**Objective**
Identify all lines in the listing that include the word "page", and copy them out.

────────

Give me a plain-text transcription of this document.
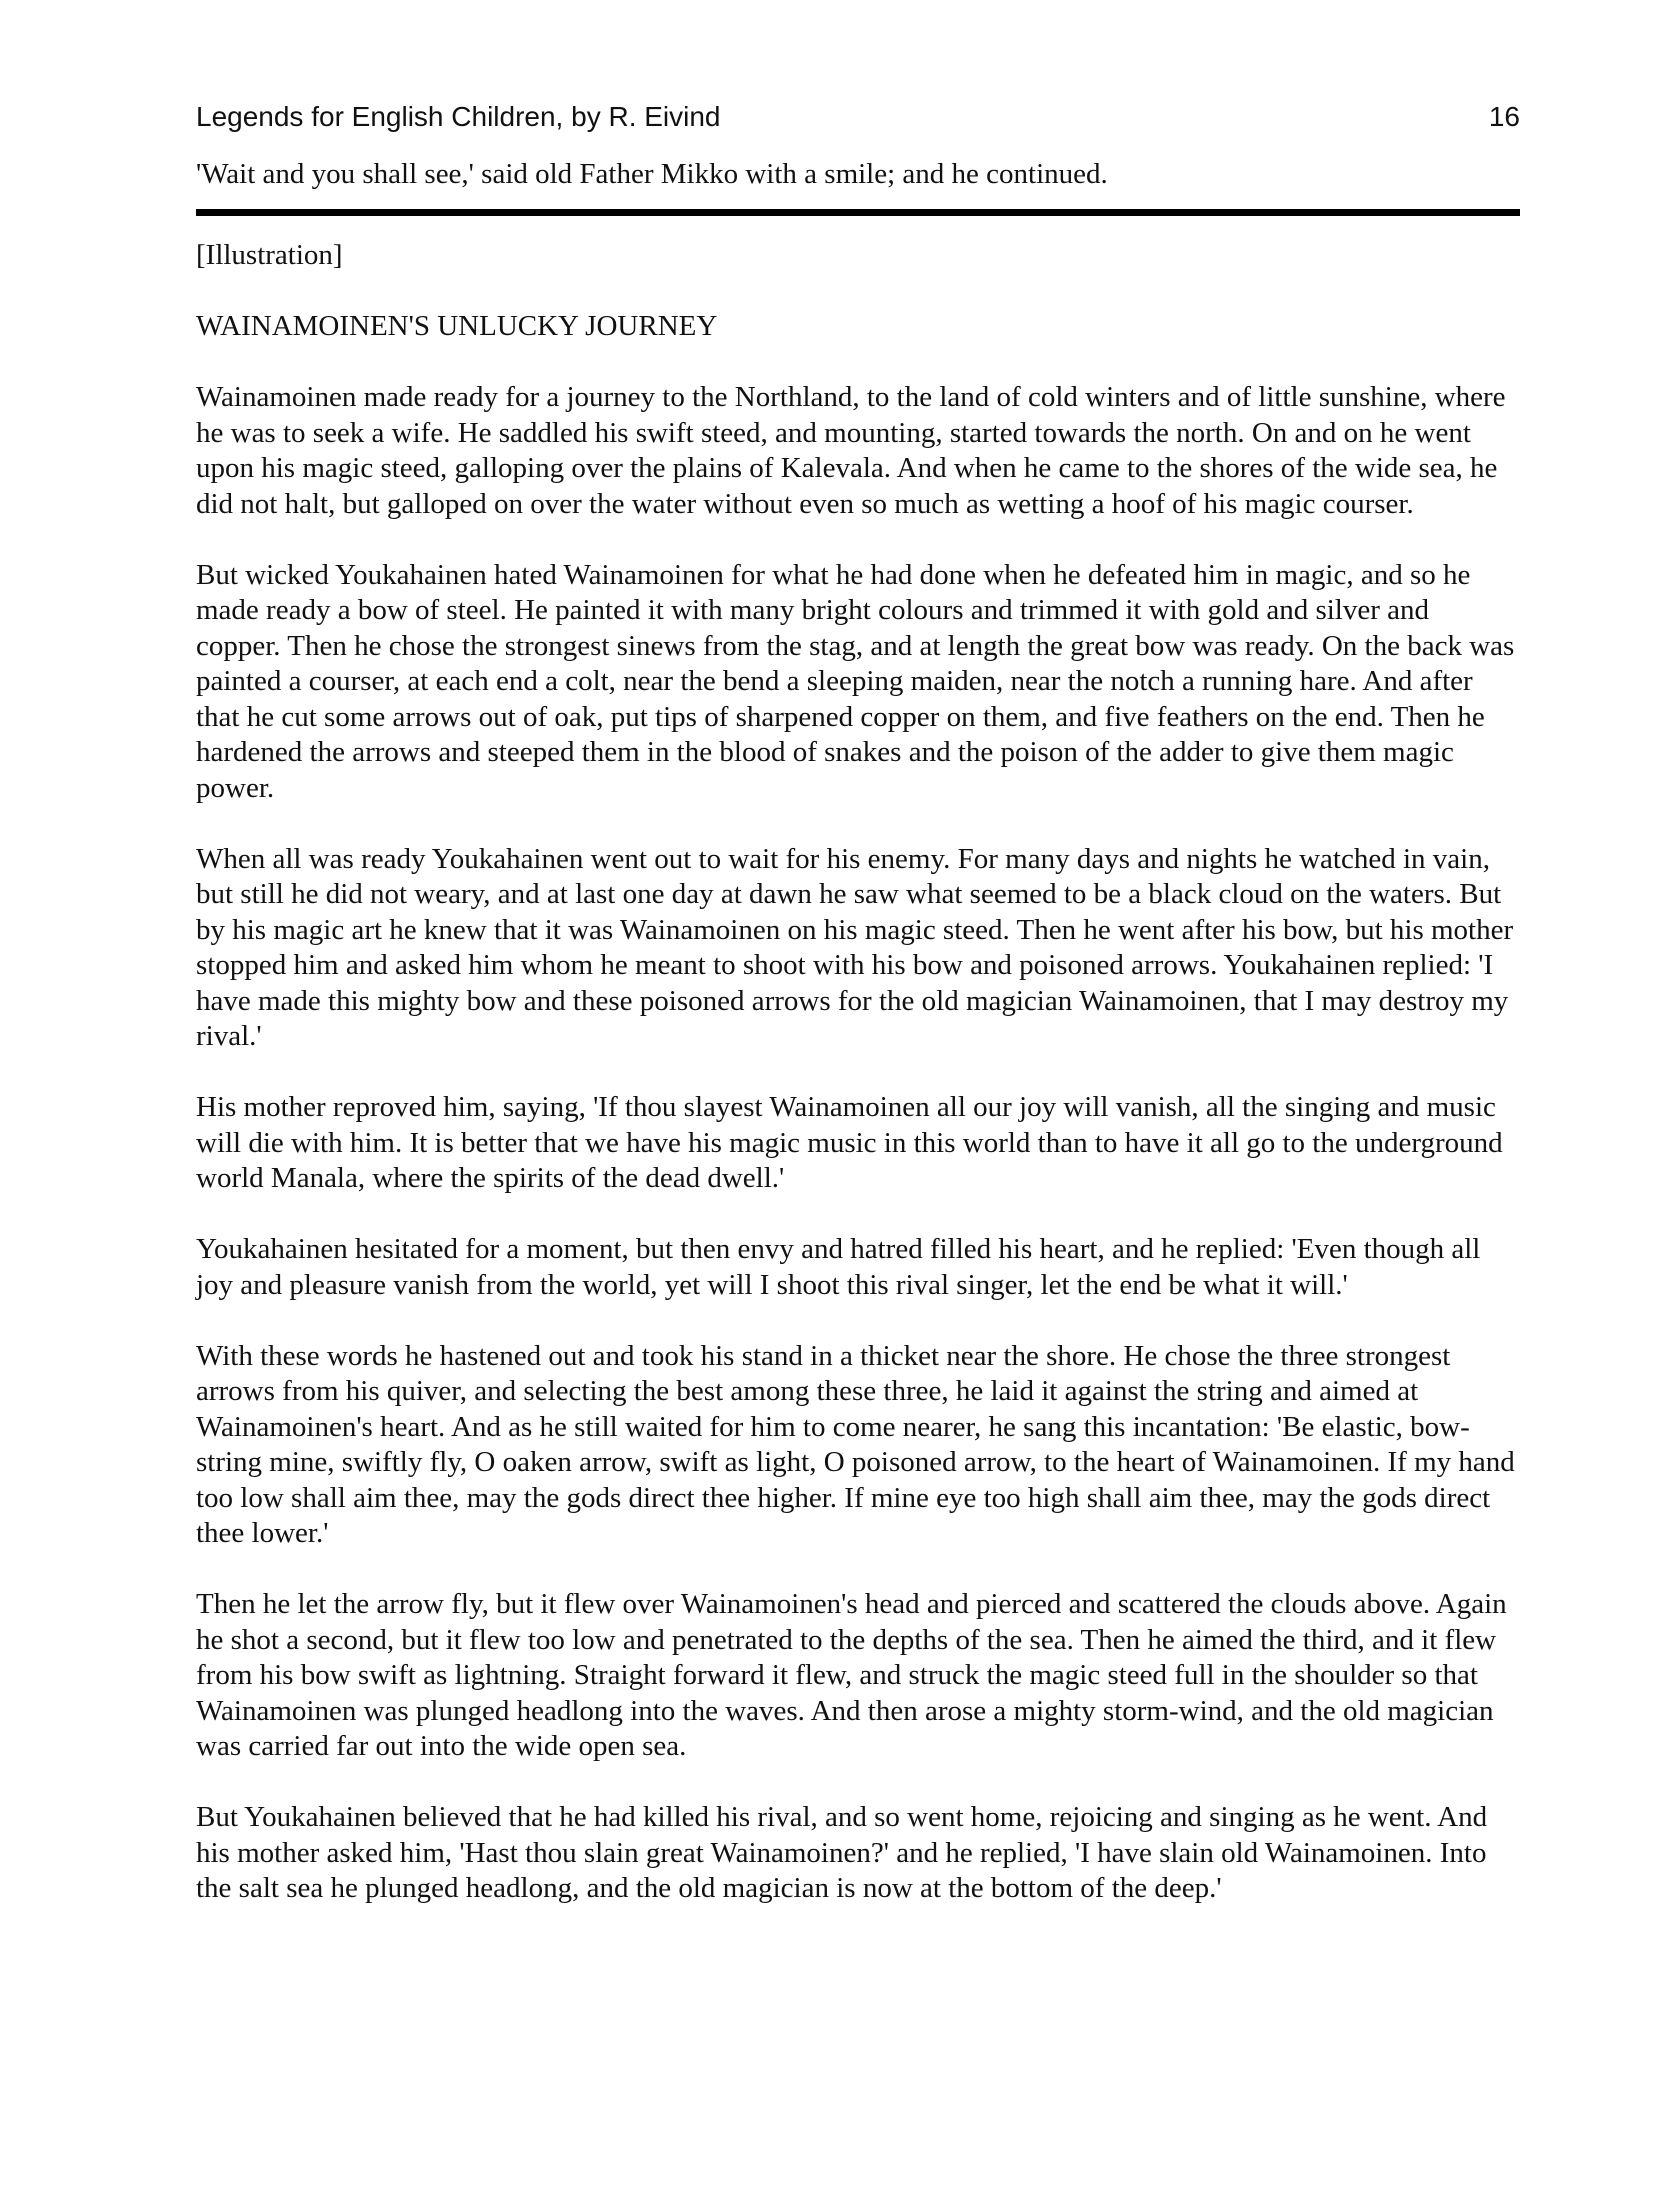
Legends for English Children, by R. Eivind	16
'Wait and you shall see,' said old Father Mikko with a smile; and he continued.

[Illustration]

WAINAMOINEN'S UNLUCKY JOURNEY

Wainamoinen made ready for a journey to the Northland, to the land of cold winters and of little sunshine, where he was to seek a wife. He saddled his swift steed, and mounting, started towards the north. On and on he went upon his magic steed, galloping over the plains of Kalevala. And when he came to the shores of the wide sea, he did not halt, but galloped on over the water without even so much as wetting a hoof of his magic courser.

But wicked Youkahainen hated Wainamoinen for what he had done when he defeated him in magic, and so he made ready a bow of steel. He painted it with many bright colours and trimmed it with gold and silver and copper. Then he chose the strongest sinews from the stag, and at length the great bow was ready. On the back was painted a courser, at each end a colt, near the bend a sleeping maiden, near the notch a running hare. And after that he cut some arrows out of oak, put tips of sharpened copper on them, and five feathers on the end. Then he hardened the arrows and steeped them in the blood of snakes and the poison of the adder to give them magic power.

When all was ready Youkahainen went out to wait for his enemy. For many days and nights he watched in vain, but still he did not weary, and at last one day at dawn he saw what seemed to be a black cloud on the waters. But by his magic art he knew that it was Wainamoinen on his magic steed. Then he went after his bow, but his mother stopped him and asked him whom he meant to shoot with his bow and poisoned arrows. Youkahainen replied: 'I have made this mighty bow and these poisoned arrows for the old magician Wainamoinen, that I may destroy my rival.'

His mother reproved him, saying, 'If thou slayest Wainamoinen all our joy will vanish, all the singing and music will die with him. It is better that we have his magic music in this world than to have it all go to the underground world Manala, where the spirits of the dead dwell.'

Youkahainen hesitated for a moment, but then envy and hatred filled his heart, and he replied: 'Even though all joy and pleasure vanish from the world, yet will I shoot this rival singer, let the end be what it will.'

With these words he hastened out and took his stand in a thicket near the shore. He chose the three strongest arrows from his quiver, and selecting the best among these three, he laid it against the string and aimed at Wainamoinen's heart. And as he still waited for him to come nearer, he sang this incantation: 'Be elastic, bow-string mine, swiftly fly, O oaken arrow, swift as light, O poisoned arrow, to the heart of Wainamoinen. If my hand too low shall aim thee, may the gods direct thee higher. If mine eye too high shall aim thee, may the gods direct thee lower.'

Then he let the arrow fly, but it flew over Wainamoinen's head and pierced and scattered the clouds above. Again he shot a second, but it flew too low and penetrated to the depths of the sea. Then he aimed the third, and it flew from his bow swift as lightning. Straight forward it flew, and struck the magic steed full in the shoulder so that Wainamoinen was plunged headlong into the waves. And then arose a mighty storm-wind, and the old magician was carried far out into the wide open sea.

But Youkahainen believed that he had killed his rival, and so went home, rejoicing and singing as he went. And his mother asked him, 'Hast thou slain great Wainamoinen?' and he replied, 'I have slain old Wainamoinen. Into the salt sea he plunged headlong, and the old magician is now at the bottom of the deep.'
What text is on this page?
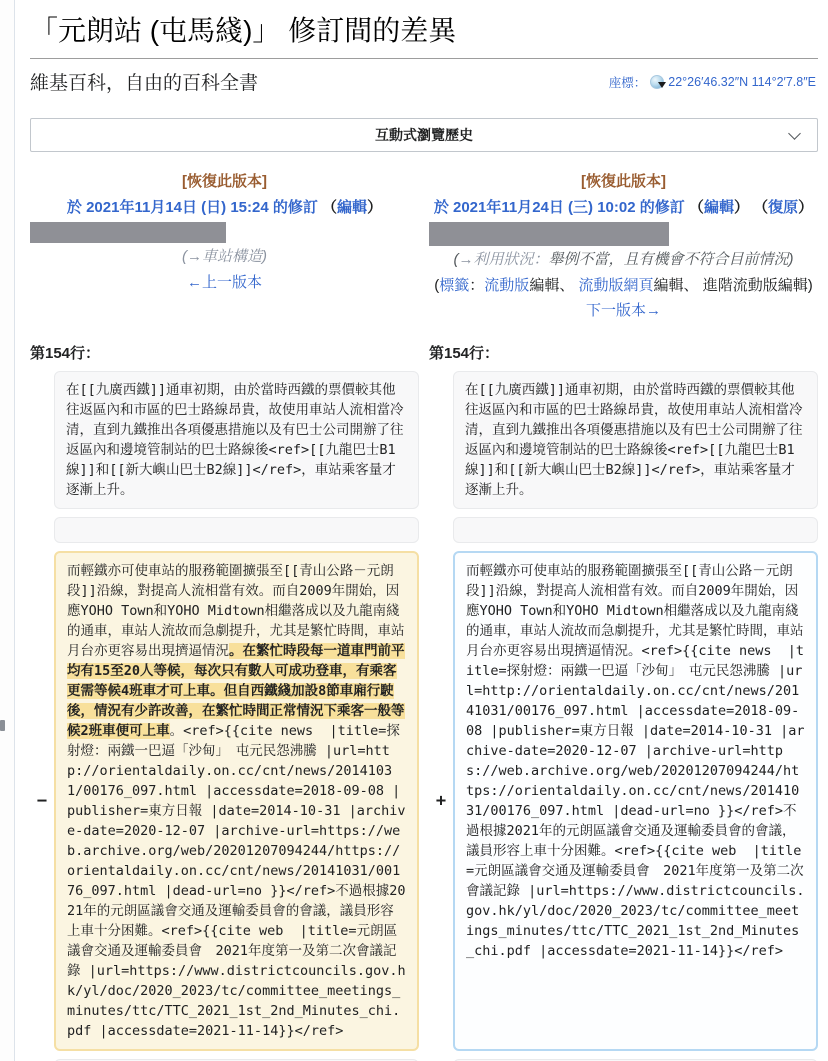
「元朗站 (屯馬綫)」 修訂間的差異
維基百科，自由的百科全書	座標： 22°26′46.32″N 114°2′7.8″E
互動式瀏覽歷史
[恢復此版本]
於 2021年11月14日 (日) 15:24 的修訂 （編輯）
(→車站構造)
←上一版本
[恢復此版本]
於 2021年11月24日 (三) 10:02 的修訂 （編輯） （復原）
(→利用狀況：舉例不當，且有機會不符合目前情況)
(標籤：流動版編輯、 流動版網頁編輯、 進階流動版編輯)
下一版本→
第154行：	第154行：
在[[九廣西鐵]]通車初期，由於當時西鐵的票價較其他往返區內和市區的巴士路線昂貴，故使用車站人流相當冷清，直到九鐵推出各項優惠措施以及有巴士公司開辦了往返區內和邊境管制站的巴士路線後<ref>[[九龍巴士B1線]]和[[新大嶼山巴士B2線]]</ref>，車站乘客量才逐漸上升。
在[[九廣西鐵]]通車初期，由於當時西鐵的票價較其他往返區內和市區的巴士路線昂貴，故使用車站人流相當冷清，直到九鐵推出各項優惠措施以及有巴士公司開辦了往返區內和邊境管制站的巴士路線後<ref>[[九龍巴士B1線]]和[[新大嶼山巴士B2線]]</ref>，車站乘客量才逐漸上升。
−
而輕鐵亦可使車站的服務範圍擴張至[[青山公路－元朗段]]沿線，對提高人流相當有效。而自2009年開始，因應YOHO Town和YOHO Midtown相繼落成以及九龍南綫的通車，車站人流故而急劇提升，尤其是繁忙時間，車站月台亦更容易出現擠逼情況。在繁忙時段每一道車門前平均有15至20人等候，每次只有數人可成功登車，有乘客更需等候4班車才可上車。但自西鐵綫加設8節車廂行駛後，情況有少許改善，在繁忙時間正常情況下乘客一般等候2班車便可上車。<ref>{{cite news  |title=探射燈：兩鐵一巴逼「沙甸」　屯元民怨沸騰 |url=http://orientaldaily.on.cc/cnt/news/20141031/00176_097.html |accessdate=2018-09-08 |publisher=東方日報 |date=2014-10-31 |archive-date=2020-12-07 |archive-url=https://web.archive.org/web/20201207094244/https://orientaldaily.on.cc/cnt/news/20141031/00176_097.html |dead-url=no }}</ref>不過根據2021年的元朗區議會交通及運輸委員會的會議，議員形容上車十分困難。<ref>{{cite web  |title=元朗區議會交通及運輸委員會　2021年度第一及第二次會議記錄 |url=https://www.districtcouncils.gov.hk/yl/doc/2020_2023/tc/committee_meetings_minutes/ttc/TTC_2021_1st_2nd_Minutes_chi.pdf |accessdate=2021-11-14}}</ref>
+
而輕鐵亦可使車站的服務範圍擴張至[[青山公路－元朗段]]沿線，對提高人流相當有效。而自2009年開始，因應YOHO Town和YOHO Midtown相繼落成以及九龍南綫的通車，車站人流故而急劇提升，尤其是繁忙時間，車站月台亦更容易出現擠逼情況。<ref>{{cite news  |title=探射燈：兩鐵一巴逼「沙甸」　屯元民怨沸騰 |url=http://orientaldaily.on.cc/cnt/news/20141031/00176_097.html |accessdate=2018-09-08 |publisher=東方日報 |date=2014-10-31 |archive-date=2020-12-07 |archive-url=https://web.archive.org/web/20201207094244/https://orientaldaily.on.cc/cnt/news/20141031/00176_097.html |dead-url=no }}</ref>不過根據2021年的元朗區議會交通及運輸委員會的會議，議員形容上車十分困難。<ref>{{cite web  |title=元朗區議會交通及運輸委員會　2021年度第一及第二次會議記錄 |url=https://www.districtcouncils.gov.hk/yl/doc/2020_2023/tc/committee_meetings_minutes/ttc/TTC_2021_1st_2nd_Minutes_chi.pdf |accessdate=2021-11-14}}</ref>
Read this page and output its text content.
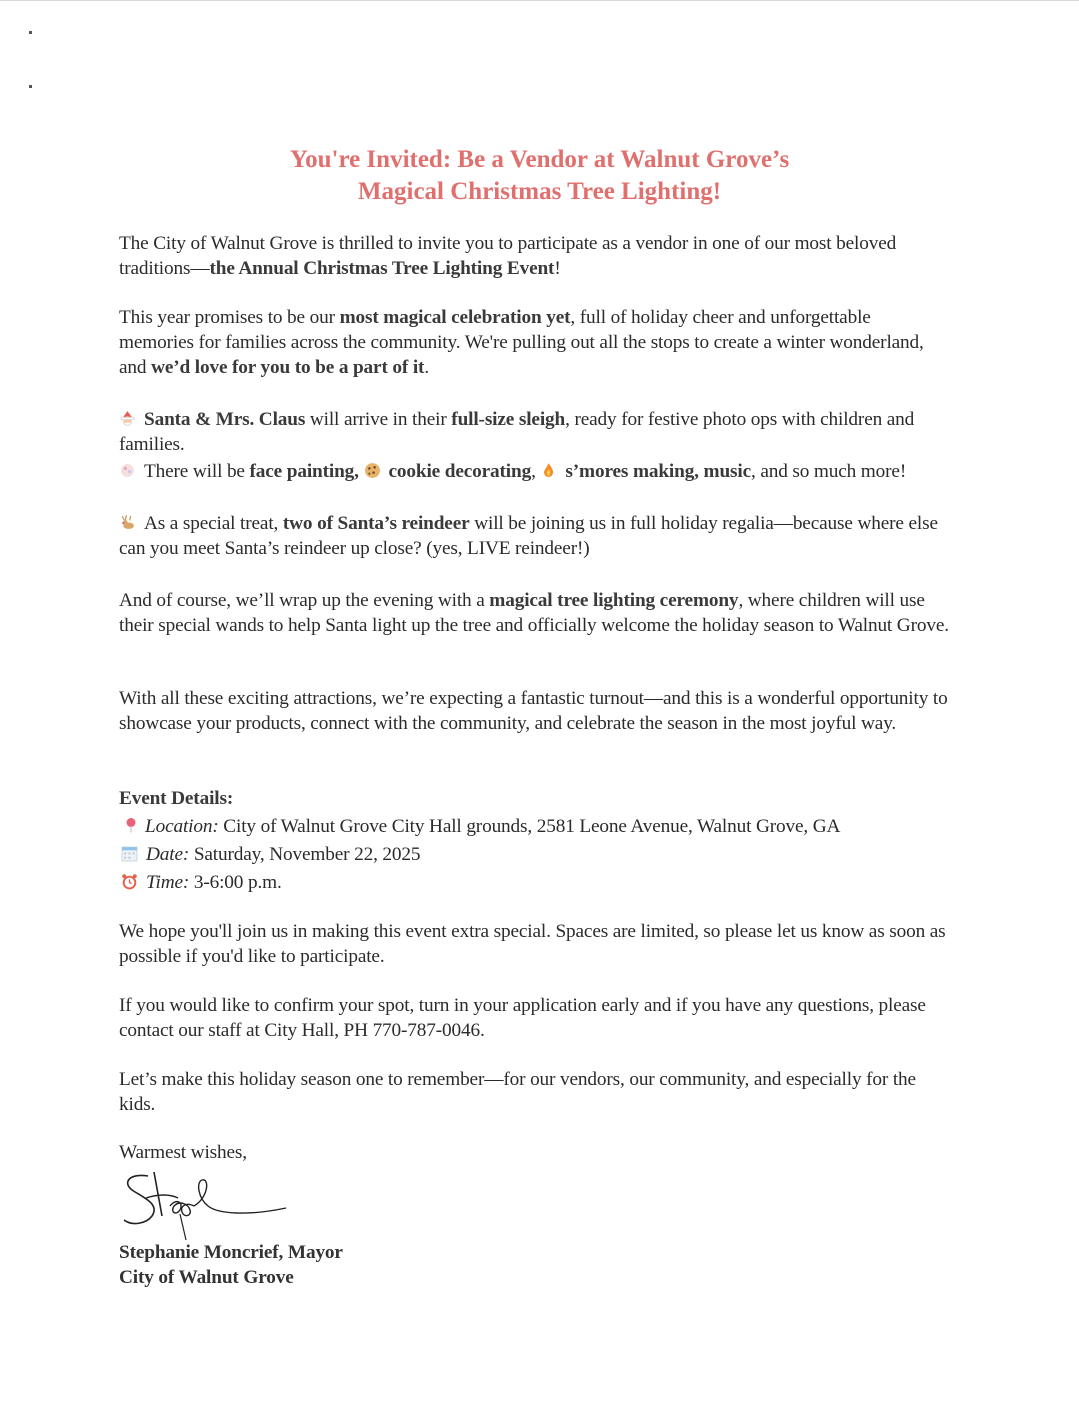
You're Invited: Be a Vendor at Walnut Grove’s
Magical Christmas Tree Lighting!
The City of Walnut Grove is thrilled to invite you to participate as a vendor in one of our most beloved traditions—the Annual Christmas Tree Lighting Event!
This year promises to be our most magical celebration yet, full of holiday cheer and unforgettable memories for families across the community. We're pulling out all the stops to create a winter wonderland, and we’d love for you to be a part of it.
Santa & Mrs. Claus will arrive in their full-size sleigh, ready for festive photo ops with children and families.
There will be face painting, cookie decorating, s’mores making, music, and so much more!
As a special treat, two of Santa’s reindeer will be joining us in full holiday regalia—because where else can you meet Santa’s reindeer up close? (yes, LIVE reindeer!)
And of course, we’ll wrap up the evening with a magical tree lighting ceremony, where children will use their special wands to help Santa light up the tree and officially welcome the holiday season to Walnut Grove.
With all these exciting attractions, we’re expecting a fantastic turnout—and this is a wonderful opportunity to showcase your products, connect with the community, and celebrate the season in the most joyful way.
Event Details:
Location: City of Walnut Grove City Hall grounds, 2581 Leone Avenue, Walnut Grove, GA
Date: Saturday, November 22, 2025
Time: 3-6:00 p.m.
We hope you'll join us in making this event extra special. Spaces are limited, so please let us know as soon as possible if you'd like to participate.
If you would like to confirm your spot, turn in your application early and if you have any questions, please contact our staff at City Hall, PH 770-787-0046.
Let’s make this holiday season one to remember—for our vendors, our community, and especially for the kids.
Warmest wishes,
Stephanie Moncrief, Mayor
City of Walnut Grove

────────

**Reply to the task**
What text is on this page?
Read this page and output its text content.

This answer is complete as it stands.